| SOURCE MATERIAL |

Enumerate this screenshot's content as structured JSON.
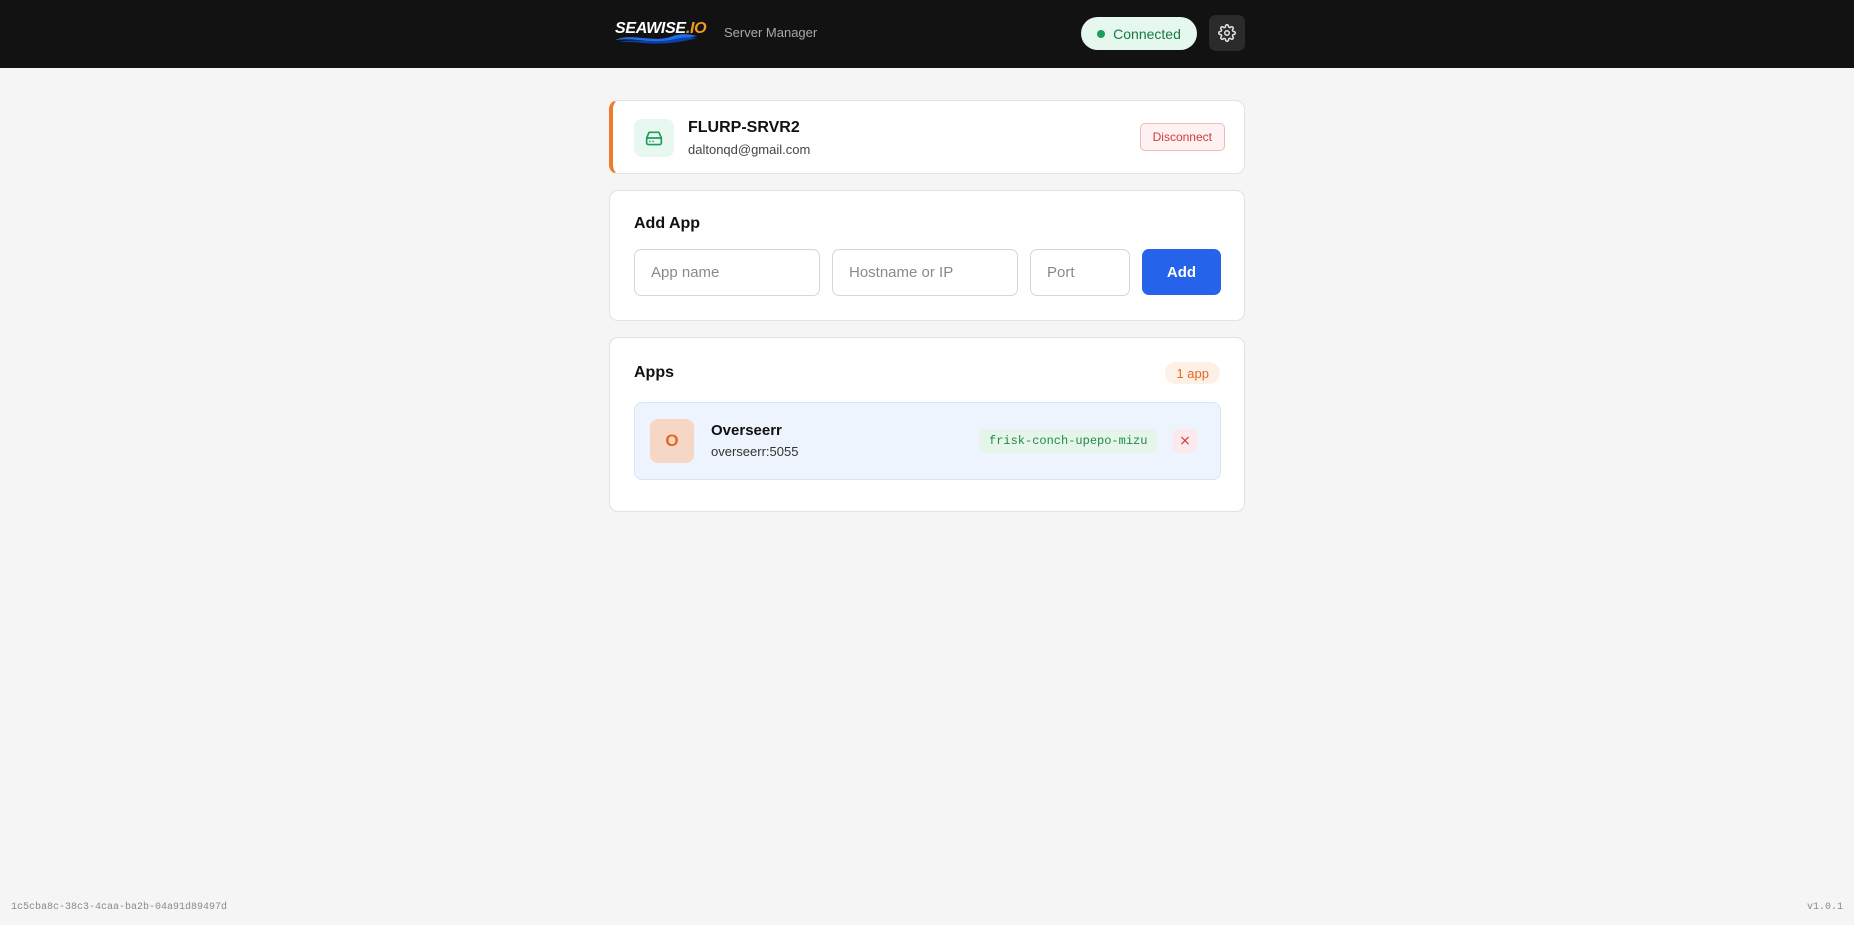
{
  "header": {
    "logo_main": "SEAWISE",
    "logo_suffix": ".IO",
    "subtitle": "Server Manager",
    "status_label": "Connected",
    "settings_icon": "gear-icon"
  },
  "server": {
    "icon": "server-icon",
    "name": "FLURP-SRVR2",
    "email": "daltonqd@gmail.com",
    "disconnect_label": "Disconnect"
  },
  "add_app": {
    "title": "Add App",
    "name_placeholder": "App name",
    "host_placeholder": "Hostname or IP",
    "port_placeholder": "Port",
    "add_label": "Add"
  },
  "apps": {
    "title": "Apps",
    "count_label": "1 app",
    "items": [
      {
        "initial": "O",
        "name": "Overseerr",
        "host": "overseerr:5055",
        "token": "frisk-conch-upepo-mizu",
        "remove_label": "×"
      }
    ]
  },
  "footer": {
    "id": "1c5cba8c-38c3-4caa-ba2b-04a91d89497d",
    "version": "v1.0.1"
  },
  "colors": {
    "header_bg": "#121212",
    "accent_orange": "#f07b2a",
    "primary_blue": "#2563eb",
    "status_green": "#1a9e58",
    "danger_red": "#d23b3b"
  }
}
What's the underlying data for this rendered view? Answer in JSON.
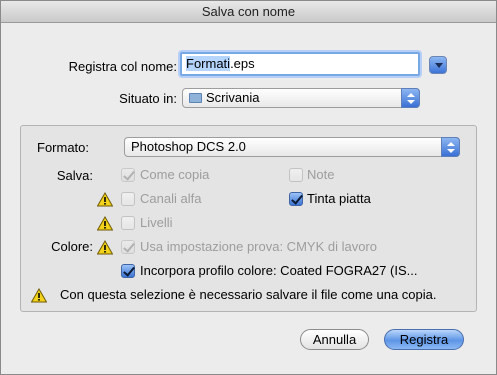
{
  "window": {
    "title": "Salva con nome"
  },
  "save": {
    "name_label": "Registra col nome:",
    "filename_base": "Formati",
    "filename_ext": ".eps",
    "location_label": "Situato in:",
    "location_value": "Scrivania"
  },
  "options": {
    "format_label": "Formato:",
    "format_value": "Photoshop DCS 2.0",
    "save_label": "Salva:",
    "color_label": "Colore:",
    "checkboxes": {
      "as_copy": {
        "label": "Come copia",
        "checked": true,
        "enabled": false
      },
      "notes": {
        "label": "Note",
        "checked": false,
        "enabled": false
      },
      "alpha": {
        "label": "Canali alfa",
        "checked": false,
        "enabled": false
      },
      "spot": {
        "label": "Tinta piatta",
        "checked": true,
        "enabled": true
      },
      "layers": {
        "label": "Livelli",
        "checked": false,
        "enabled": false
      },
      "proof": {
        "label": "Usa impostazione prova:  CMYK di lavoro",
        "checked": true,
        "enabled": false
      },
      "profile": {
        "label": "Incorpora profilo colore:  Coated FOGRA27 (IS...",
        "checked": true,
        "enabled": true
      }
    },
    "warning_text": "Con questa selezione è necessario salvare il file come una copia."
  },
  "buttons": {
    "cancel": "Annulla",
    "save": "Registra"
  },
  "colors": {
    "accent": "#3c73d4",
    "warning": "#f2d21b"
  }
}
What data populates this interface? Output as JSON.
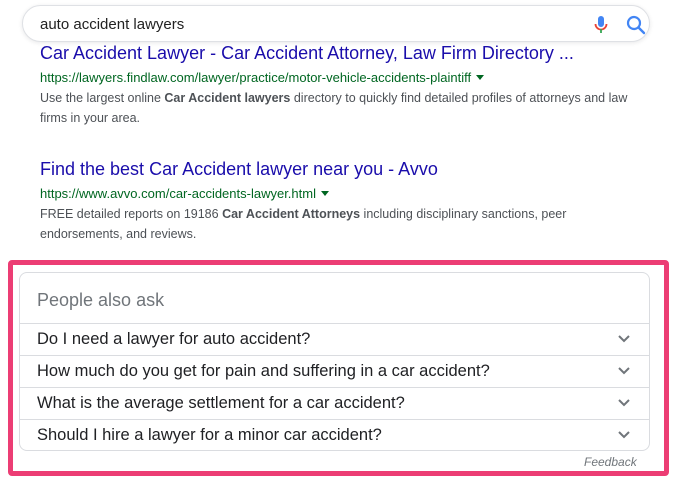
{
  "search": {
    "query": "auto accident lawyers",
    "icons": {
      "voice": "mic-icon",
      "submit": "search-icon"
    },
    "colors": {
      "mic_blue": "#4285f4",
      "mic_red": "#ea4335",
      "search_blue": "#4285f4"
    }
  },
  "results": [
    {
      "title": "Car Accident Lawyer - Car Accident Attorney, Law Firm Directory ...",
      "url": "https://lawyers.findlaw.com/lawyer/practice/motor-vehicle-accidents-plaintiff",
      "snippet_parts": [
        {
          "text": "Use the largest online ",
          "bold": false
        },
        {
          "text": "Car Accident lawyers",
          "bold": true
        },
        {
          "text": " directory to quickly find detailed profiles of attorneys and law firms in your area.",
          "bold": false
        }
      ]
    },
    {
      "title": "Find the best Car Accident lawyer near you - Avvo",
      "url": "https://www.avvo.com/car-accidents-lawyer.html",
      "snippet_parts": [
        {
          "text": "FREE detailed reports on 19186 ",
          "bold": false
        },
        {
          "text": "Car Accident Attorneys",
          "bold": true
        },
        {
          "text": " including disciplinary sanctions, peer endorsements, and reviews.",
          "bold": false
        }
      ]
    }
  ],
  "people_also_ask": {
    "title": "People also ask",
    "questions": [
      "Do I need a lawyer for auto accident?",
      "How much do you get for pain and suffering in a car accident?",
      "What is the average settlement for a car accident?",
      "Should I hire a lawyer for a minor car accident?"
    ],
    "feedback": "Feedback",
    "highlight_color": "#ec3d74"
  }
}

| TASK DESCRIPTION |
In this exercise, set down all of the data exactly, without the pictures.

| SOLUTION TO THIS EXERCISE |
Enumerate this screenshot's content as structured JSON.
{
  "header": {
    "logo_main": "SEAWISE",
    "logo_suffix": ".IO",
    "subtitle": "Server Manager",
    "status_label": "Connected",
    "settings_icon": "gear-icon"
  },
  "server": {
    "icon": "server-icon",
    "name": "FLURP-SRVR2",
    "email": "daltonqd@gmail.com",
    "disconnect_label": "Disconnect"
  },
  "add_app": {
    "title": "Add App",
    "name_placeholder": "App name",
    "host_placeholder": "Hostname or IP",
    "port_placeholder": "Port",
    "add_label": "Add"
  },
  "apps": {
    "title": "Apps",
    "count_label": "1 app",
    "items": [
      {
        "initial": "O",
        "name": "Overseerr",
        "host": "overseerr:5055",
        "token": "frisk-conch-upepo-mizu",
        "remove_label": "×"
      }
    ]
  },
  "footer": {
    "id": "1c5cba8c-38c3-4caa-ba2b-04a91d89497d",
    "version": "v1.0.1"
  },
  "colors": {
    "header_bg": "#121212",
    "accent_orange": "#f07b2a",
    "primary_blue": "#2563eb",
    "status_green": "#1a9e58",
    "danger_red": "#d23b3b"
  }
}
What's the underlying data for this rendered view? Answer in JSON.
{
  "window": {
    "title": "Salva con nome"
  },
  "save": {
    "name_label": "Registra col nome:",
    "filename_base": "Formati",
    "filename_ext": ".eps",
    "location_label": "Situato in:",
    "location_value": "Scrivania"
  },
  "options": {
    "format_label": "Formato:",
    "format_value": "Photoshop DCS 2.0",
    "save_label": "Salva:",
    "color_label": "Colore:",
    "checkboxes": {
      "as_copy": {
        "label": "Come copia",
        "checked": true,
        "enabled": false
      },
      "notes": {
        "label": "Note",
        "checked": false,
        "enabled": false
      },
      "alpha": {
        "label": "Canali alfa",
        "checked": false,
        "enabled": false
      },
      "spot": {
        "label": "Tinta piatta",
        "checked": true,
        "enabled": true
      },
      "layers": {
        "label": "Livelli",
        "checked": false,
        "enabled": false
      },
      "proof": {
        "label": "Usa impostazione prova:  CMYK di lavoro",
        "checked": true,
        "enabled": false
      },
      "profile": {
        "label": "Incorpora profilo colore:  Coated FOGRA27 (IS...",
        "checked": true,
        "enabled": true
      }
    },
    "warning_text": "Con questa selezione è necessario salvare il file come una copia."
  },
  "buttons": {
    "cancel": "Annulla",
    "save": "Registra"
  },
  "colors": {
    "accent": "#3c73d4",
    "warning": "#f2d21b"
  }
}
What data populates this interface? Output as JSON.
{
  "search": {
    "query": "auto accident lawyers",
    "icons": {
      "voice": "mic-icon",
      "submit": "search-icon"
    },
    "colors": {
      "mic_blue": "#4285f4",
      "mic_red": "#ea4335",
      "search_blue": "#4285f4"
    }
  },
  "results": [
    {
      "title": "Car Accident Lawyer - Car Accident Attorney, Law Firm Directory ...",
      "url": "https://lawyers.findlaw.com/lawyer/practice/motor-vehicle-accidents-plaintiff",
      "snippet_parts": [
        {
          "text": "Use the largest online ",
          "bold": false
        },
        {
          "text": "Car Accident lawyers",
          "bold": true
        },
        {
          "text": " directory to quickly find detailed profiles of attorneys and law firms in your area.",
          "bold": false
        }
      ]
    },
    {
      "title": "Find the best Car Accident lawyer near you - Avvo",
      "url": "https://www.avvo.com/car-accidents-lawyer.html",
      "snippet_parts": [
        {
          "text": "FREE detailed reports on 19186 ",
          "bold": false
        },
        {
          "text": "Car Accident Attorneys",
          "bold": true
        },
        {
          "text": " including disciplinary sanctions, peer endorsements, and reviews.",
          "bold": false
        }
      ]
    }
  ],
  "people_also_ask": {
    "title": "People also ask",
    "questions": [
      "Do I need a lawyer for auto accident?",
      "How much do you get for pain and suffering in a car accident?",
      "What is the average settlement for a car accident?",
      "Should I hire a lawyer for a minor car accident?"
    ],
    "feedback": "Feedback",
    "highlight_color": "#ec3d74"
  }
}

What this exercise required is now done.